Give every line from the entries that contains "clothing".
• • • •
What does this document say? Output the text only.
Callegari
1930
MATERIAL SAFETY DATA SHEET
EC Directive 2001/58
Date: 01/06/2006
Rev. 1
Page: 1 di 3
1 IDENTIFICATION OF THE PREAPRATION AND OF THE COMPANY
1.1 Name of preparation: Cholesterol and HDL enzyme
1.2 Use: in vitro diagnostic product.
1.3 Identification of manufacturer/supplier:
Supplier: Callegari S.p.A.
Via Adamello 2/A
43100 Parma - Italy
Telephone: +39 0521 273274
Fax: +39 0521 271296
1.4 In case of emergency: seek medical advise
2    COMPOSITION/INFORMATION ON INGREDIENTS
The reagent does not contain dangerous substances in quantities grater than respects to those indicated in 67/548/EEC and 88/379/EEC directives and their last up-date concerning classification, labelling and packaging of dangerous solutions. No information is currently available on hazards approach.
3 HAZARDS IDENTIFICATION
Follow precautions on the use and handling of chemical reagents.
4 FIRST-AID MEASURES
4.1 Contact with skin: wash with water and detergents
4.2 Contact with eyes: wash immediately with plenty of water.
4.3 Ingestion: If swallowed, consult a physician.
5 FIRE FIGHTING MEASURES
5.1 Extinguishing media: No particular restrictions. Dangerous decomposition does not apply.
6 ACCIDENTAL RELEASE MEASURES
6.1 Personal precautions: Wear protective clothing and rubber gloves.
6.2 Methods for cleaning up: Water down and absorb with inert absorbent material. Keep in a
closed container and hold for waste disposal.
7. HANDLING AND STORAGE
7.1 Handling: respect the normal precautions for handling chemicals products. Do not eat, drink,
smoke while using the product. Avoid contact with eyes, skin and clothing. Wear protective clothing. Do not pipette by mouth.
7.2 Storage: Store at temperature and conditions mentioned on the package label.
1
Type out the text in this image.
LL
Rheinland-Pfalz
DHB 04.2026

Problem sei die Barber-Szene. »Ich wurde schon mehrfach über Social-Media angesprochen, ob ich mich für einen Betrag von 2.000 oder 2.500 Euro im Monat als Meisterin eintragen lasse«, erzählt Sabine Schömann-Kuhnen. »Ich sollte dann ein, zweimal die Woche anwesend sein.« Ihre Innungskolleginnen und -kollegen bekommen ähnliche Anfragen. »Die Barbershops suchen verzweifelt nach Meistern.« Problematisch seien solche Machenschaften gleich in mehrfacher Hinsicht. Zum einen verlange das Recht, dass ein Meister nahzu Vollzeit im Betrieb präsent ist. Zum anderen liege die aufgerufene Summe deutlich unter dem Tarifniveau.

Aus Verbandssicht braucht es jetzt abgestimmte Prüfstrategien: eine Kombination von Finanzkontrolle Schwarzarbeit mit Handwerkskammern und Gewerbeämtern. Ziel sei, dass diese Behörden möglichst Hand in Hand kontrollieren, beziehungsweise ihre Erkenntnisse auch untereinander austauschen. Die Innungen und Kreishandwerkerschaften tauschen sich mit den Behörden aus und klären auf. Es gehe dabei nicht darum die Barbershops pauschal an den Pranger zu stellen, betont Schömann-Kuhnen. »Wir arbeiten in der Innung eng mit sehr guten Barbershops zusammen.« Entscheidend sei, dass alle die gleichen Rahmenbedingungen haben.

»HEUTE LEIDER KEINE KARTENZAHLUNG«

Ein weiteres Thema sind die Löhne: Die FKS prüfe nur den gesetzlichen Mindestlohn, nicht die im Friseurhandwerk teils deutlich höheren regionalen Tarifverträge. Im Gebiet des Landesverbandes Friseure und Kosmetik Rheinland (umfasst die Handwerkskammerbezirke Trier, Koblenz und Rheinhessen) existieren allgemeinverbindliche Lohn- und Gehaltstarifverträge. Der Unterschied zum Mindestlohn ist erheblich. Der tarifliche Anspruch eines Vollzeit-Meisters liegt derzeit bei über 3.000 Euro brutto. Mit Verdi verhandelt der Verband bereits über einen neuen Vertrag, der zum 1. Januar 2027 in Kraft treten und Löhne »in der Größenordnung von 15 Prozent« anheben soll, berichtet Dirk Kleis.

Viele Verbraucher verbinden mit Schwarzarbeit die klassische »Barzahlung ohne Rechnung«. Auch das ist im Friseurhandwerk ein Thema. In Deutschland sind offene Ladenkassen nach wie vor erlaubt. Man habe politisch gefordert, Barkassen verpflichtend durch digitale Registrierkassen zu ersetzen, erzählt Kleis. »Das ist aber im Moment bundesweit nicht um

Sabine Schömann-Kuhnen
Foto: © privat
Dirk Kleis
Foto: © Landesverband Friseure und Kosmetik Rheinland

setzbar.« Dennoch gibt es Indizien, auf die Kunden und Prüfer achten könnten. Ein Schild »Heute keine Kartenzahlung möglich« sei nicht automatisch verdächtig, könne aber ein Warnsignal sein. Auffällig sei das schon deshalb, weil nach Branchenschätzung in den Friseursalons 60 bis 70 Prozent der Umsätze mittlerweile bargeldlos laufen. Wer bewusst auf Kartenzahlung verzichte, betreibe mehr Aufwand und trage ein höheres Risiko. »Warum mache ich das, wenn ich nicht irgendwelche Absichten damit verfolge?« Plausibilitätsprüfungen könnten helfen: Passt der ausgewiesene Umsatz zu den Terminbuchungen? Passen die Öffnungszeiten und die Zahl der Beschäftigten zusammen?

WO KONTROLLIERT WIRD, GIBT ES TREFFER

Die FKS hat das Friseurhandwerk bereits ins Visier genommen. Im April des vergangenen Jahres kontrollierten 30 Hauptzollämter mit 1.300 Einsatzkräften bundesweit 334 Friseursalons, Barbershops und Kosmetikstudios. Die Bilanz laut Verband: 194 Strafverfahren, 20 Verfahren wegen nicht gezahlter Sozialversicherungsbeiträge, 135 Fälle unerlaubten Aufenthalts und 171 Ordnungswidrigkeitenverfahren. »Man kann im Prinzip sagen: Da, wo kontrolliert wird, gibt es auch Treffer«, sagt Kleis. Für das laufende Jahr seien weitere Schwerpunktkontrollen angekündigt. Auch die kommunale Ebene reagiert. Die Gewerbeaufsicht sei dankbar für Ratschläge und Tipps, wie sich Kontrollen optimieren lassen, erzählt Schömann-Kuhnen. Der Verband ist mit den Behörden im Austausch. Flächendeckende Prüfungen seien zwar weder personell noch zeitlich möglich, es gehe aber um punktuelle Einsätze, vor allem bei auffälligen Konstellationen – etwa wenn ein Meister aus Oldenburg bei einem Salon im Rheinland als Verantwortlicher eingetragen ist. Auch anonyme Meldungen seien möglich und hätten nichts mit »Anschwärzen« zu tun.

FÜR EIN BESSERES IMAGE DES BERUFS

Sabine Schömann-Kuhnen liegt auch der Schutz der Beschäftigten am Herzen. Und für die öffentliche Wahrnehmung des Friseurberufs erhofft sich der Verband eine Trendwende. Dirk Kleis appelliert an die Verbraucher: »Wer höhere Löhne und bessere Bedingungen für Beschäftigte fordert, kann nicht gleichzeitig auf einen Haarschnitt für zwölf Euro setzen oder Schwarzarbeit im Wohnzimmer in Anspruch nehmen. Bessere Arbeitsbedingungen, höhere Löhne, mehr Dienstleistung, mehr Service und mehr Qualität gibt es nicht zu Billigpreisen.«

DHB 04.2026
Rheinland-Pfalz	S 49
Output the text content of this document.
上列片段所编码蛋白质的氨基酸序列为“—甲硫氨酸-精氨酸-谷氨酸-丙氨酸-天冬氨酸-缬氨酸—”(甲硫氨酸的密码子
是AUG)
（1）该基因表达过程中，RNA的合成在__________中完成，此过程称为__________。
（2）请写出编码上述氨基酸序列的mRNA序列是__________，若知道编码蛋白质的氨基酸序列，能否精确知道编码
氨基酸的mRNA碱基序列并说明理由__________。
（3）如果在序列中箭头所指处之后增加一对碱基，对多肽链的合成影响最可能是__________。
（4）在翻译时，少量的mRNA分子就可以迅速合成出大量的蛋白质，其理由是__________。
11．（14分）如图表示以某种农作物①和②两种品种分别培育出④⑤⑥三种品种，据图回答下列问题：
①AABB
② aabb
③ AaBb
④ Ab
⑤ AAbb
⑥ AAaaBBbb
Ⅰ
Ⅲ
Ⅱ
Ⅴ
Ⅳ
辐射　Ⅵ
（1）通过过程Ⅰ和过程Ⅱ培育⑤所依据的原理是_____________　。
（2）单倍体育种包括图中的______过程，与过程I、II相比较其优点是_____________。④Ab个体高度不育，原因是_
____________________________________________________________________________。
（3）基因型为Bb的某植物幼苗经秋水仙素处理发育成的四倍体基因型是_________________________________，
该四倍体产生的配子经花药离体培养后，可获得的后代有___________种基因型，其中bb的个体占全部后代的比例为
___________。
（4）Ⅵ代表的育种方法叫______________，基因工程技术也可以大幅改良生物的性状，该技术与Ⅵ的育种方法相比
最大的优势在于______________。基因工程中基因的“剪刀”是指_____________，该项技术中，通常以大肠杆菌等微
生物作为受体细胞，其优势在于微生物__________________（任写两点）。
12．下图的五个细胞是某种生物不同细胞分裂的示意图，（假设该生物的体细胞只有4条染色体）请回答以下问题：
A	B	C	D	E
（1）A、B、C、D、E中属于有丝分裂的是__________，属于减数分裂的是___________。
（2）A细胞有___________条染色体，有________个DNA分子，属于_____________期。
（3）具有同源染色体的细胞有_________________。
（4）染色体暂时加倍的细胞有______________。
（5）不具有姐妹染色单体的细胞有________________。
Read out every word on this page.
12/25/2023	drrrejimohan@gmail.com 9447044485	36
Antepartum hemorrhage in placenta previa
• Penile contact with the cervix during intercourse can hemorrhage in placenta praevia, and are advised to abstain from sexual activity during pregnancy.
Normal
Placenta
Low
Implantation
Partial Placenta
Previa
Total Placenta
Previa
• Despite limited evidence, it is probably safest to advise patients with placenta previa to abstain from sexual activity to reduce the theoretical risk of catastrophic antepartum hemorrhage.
• • • •
Task result:
6.1 Personal precautions: Wear protective clothing and rubber gloves.
smoke while using the product. Avoid contact with eyes, skin and clothing. Wear protective clothing. Do not pipette by mouth.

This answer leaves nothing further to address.